■ STATED TASK: Pictures don't belong in the copy; print all the records exactly.

[Figure collection entries]
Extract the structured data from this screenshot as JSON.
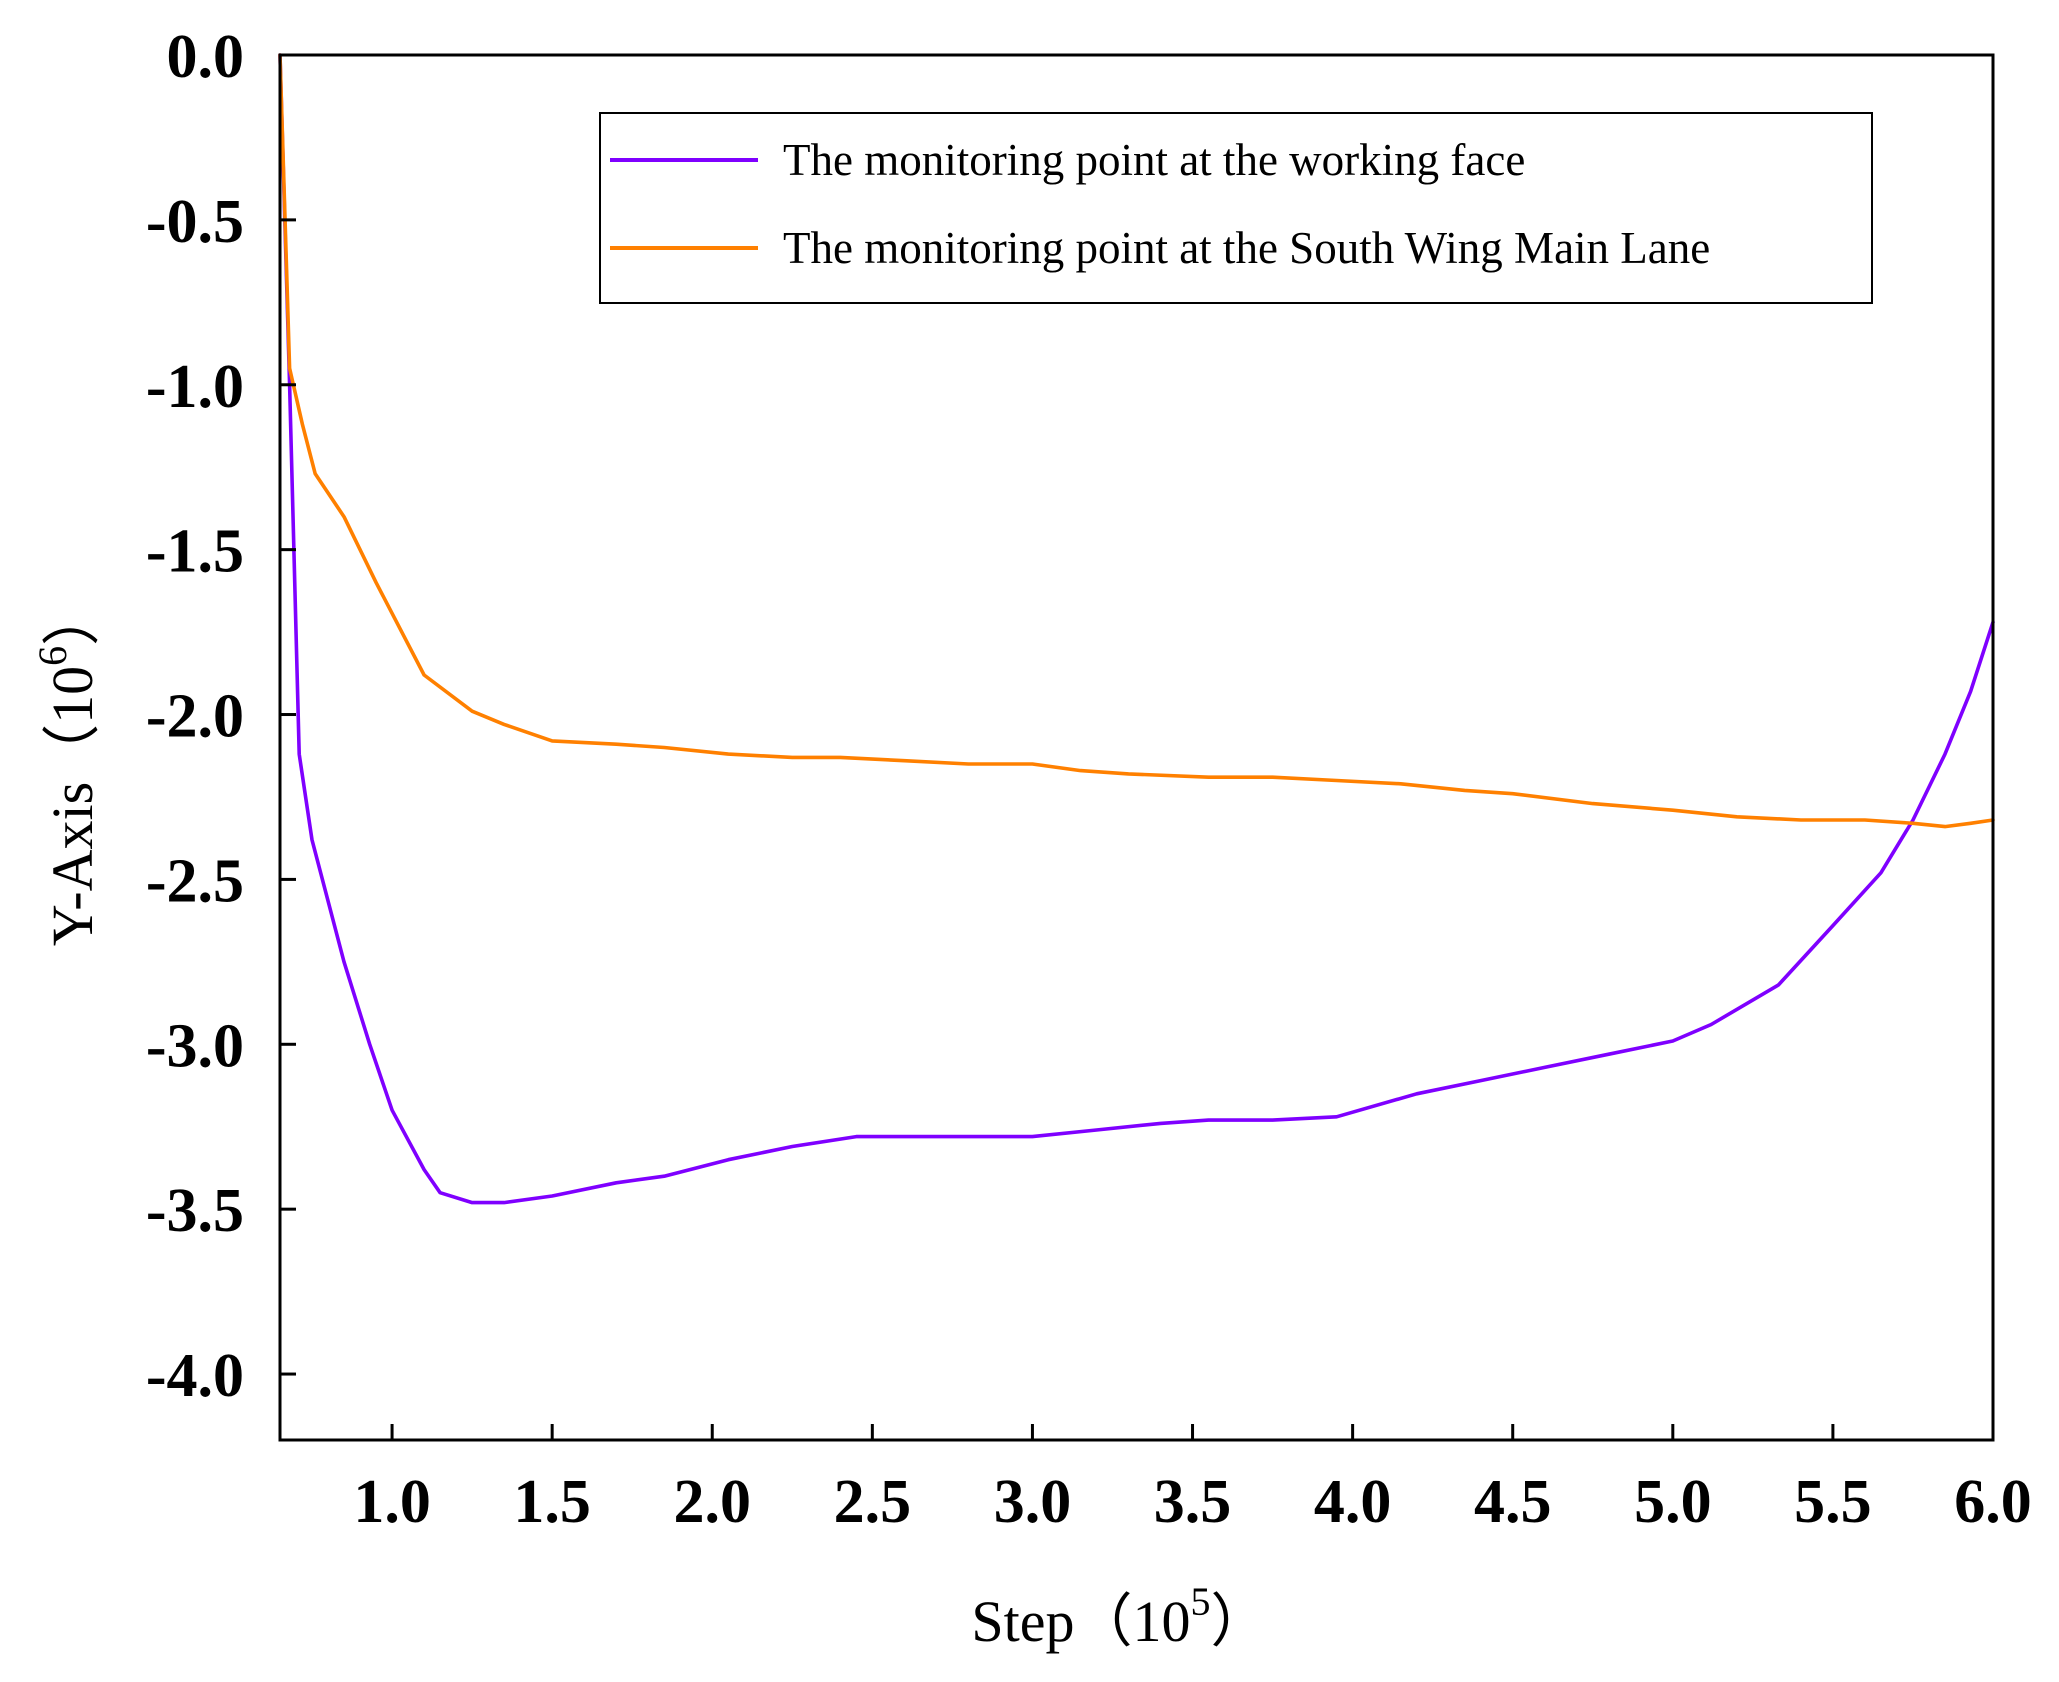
{
  "chart_data": {
    "type": "line",
    "title": "",
    "xlabel": {
      "text": "Step（10",
      "exponent": "5",
      "suffix": "）"
    },
    "ylabel": {
      "text": "Y-Axis（10",
      "exponent": "6",
      "suffix": "）"
    },
    "xlim": [
      0.65,
      6.0
    ],
    "ylim": [
      -4.2,
      0.0
    ],
    "x_ticks": [
      1.0,
      1.5,
      2.0,
      2.5,
      3.0,
      3.5,
      4.0,
      4.5,
      5.0,
      5.5,
      6.0
    ],
    "x_tick_labels": [
      "1.0",
      "1.5",
      "2.0",
      "2.5",
      "3.0",
      "3.5",
      "4.0",
      "4.5",
      "5.0",
      "5.5",
      "6.0"
    ],
    "y_ticks": [
      0.0,
      -0.5,
      -1.0,
      -1.5,
      -2.0,
      -2.5,
      -3.0,
      -3.5,
      -4.0
    ],
    "y_tick_labels": [
      "0.0",
      "-0.5",
      "-1.0",
      "-1.5",
      "-2.0",
      "-2.5",
      "-3.0",
      "-3.5",
      "-4.0"
    ],
    "grid": false,
    "legend_position": "top-right",
    "series": [
      {
        "name": "The monitoring point at the working face",
        "color": "#7f00ff",
        "points": [
          [
            0.65,
            0.0
          ],
          [
            0.68,
            -1.0
          ],
          [
            0.71,
            -2.12
          ],
          [
            0.75,
            -2.38
          ],
          [
            0.85,
            -2.75
          ],
          [
            0.93,
            -3.0
          ],
          [
            1.0,
            -3.2
          ],
          [
            1.1,
            -3.38
          ],
          [
            1.15,
            -3.45
          ],
          [
            1.25,
            -3.48
          ],
          [
            1.35,
            -3.48
          ],
          [
            1.5,
            -3.46
          ],
          [
            1.7,
            -3.42
          ],
          [
            1.85,
            -3.4
          ],
          [
            2.05,
            -3.35
          ],
          [
            2.25,
            -3.31
          ],
          [
            2.45,
            -3.28
          ],
          [
            2.6,
            -3.28
          ],
          [
            2.8,
            -3.28
          ],
          [
            3.0,
            -3.28
          ],
          [
            3.2,
            -3.26
          ],
          [
            3.4,
            -3.24
          ],
          [
            3.55,
            -3.23
          ],
          [
            3.75,
            -3.23
          ],
          [
            3.95,
            -3.22
          ],
          [
            4.2,
            -3.15
          ],
          [
            4.4,
            -3.11
          ],
          [
            4.6,
            -3.07
          ],
          [
            4.8,
            -3.03
          ],
          [
            5.0,
            -2.99
          ],
          [
            5.12,
            -2.94
          ],
          [
            5.33,
            -2.82
          ],
          [
            5.5,
            -2.64
          ],
          [
            5.65,
            -2.48
          ],
          [
            5.75,
            -2.32
          ],
          [
            5.85,
            -2.12
          ],
          [
            5.93,
            -1.93
          ],
          [
            6.0,
            -1.72
          ]
        ]
      },
      {
        "name": "The monitoring point at the South Wing Main Lane",
        "color": "#ff8000",
        "points": [
          [
            0.65,
            0.0
          ],
          [
            0.68,
            -0.95
          ],
          [
            0.72,
            -1.12
          ],
          [
            0.76,
            -1.27
          ],
          [
            0.85,
            -1.4
          ],
          [
            0.95,
            -1.6
          ],
          [
            1.1,
            -1.88
          ],
          [
            1.25,
            -1.99
          ],
          [
            1.35,
            -2.03
          ],
          [
            1.5,
            -2.08
          ],
          [
            1.7,
            -2.09
          ],
          [
            1.85,
            -2.1
          ],
          [
            2.05,
            -2.12
          ],
          [
            2.25,
            -2.13
          ],
          [
            2.4,
            -2.13
          ],
          [
            2.6,
            -2.14
          ],
          [
            2.8,
            -2.15
          ],
          [
            3.0,
            -2.15
          ],
          [
            3.15,
            -2.17
          ],
          [
            3.3,
            -2.18
          ],
          [
            3.55,
            -2.19
          ],
          [
            3.75,
            -2.19
          ],
          [
            3.95,
            -2.2
          ],
          [
            4.15,
            -2.21
          ],
          [
            4.35,
            -2.23
          ],
          [
            4.5,
            -2.24
          ],
          [
            4.75,
            -2.27
          ],
          [
            5.0,
            -2.29
          ],
          [
            5.2,
            -2.31
          ],
          [
            5.4,
            -2.32
          ],
          [
            5.6,
            -2.32
          ],
          [
            5.75,
            -2.33
          ],
          [
            5.85,
            -2.34
          ],
          [
            5.93,
            -2.33
          ],
          [
            6.0,
            -2.32
          ]
        ]
      }
    ]
  }
}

■ OUTPUT FOR THIS TASK:
Extract the structured data from this screenshot as JSON.
{
  "chart_data": {
    "type": "line",
    "title": "",
    "xlabel": {
      "text": "Step（10",
      "exponent": "5",
      "suffix": "）"
    },
    "ylabel": {
      "text": "Y-Axis（10",
      "exponent": "6",
      "suffix": "）"
    },
    "xlim": [
      0.65,
      6.0
    ],
    "ylim": [
      -4.2,
      0.0
    ],
    "x_ticks": [
      1.0,
      1.5,
      2.0,
      2.5,
      3.0,
      3.5,
      4.0,
      4.5,
      5.0,
      5.5,
      6.0
    ],
    "x_tick_labels": [
      "1.0",
      "1.5",
      "2.0",
      "2.5",
      "3.0",
      "3.5",
      "4.0",
      "4.5",
      "5.0",
      "5.5",
      "6.0"
    ],
    "y_ticks": [
      0.0,
      -0.5,
      -1.0,
      -1.5,
      -2.0,
      -2.5,
      -3.0,
      -3.5,
      -4.0
    ],
    "y_tick_labels": [
      "0.0",
      "-0.5",
      "-1.0",
      "-1.5",
      "-2.0",
      "-2.5",
      "-3.0",
      "-3.5",
      "-4.0"
    ],
    "grid": false,
    "legend_position": "top-right",
    "series": [
      {
        "name": "The monitoring point at the working face",
        "color": "#7f00ff",
        "points": [
          [
            0.65,
            0.0
          ],
          [
            0.68,
            -1.0
          ],
          [
            0.71,
            -2.12
          ],
          [
            0.75,
            -2.38
          ],
          [
            0.85,
            -2.75
          ],
          [
            0.93,
            -3.0
          ],
          [
            1.0,
            -3.2
          ],
          [
            1.1,
            -3.38
          ],
          [
            1.15,
            -3.45
          ],
          [
            1.25,
            -3.48
          ],
          [
            1.35,
            -3.48
          ],
          [
            1.5,
            -3.46
          ],
          [
            1.7,
            -3.42
          ],
          [
            1.85,
            -3.4
          ],
          [
            2.05,
            -3.35
          ],
          [
            2.25,
            -3.31
          ],
          [
            2.45,
            -3.28
          ],
          [
            2.6,
            -3.28
          ],
          [
            2.8,
            -3.28
          ],
          [
            3.0,
            -3.28
          ],
          [
            3.2,
            -3.26
          ],
          [
            3.4,
            -3.24
          ],
          [
            3.55,
            -3.23
          ],
          [
            3.75,
            -3.23
          ],
          [
            3.95,
            -3.22
          ],
          [
            4.2,
            -3.15
          ],
          [
            4.4,
            -3.11
          ],
          [
            4.6,
            -3.07
          ],
          [
            4.8,
            -3.03
          ],
          [
            5.0,
            -2.99
          ],
          [
            5.12,
            -2.94
          ],
          [
            5.33,
            -2.82
          ],
          [
            5.5,
            -2.64
          ],
          [
            5.65,
            -2.48
          ],
          [
            5.75,
            -2.32
          ],
          [
            5.85,
            -2.12
          ],
          [
            5.93,
            -1.93
          ],
          [
            6.0,
            -1.72
          ]
        ]
      },
      {
        "name": "The monitoring point at the South Wing Main Lane",
        "color": "#ff8000",
        "points": [
          [
            0.65,
            0.0
          ],
          [
            0.68,
            -0.95
          ],
          [
            0.72,
            -1.12
          ],
          [
            0.76,
            -1.27
          ],
          [
            0.85,
            -1.4
          ],
          [
            0.95,
            -1.6
          ],
          [
            1.1,
            -1.88
          ],
          [
            1.25,
            -1.99
          ],
          [
            1.35,
            -2.03
          ],
          [
            1.5,
            -2.08
          ],
          [
            1.7,
            -2.09
          ],
          [
            1.85,
            -2.1
          ],
          [
            2.05,
            -2.12
          ],
          [
            2.25,
            -2.13
          ],
          [
            2.4,
            -2.13
          ],
          [
            2.6,
            -2.14
          ],
          [
            2.8,
            -2.15
          ],
          [
            3.0,
            -2.15
          ],
          [
            3.15,
            -2.17
          ],
          [
            3.3,
            -2.18
          ],
          [
            3.55,
            -2.19
          ],
          [
            3.75,
            -2.19
          ],
          [
            3.95,
            -2.2
          ],
          [
            4.15,
            -2.21
          ],
          [
            4.35,
            -2.23
          ],
          [
            4.5,
            -2.24
          ],
          [
            4.75,
            -2.27
          ],
          [
            5.0,
            -2.29
          ],
          [
            5.2,
            -2.31
          ],
          [
            5.4,
            -2.32
          ],
          [
            5.6,
            -2.32
          ],
          [
            5.75,
            -2.33
          ],
          [
            5.85,
            -2.34
          ],
          [
            5.93,
            -2.33
          ],
          [
            6.0,
            -2.32
          ]
        ]
      }
    ]
  }
}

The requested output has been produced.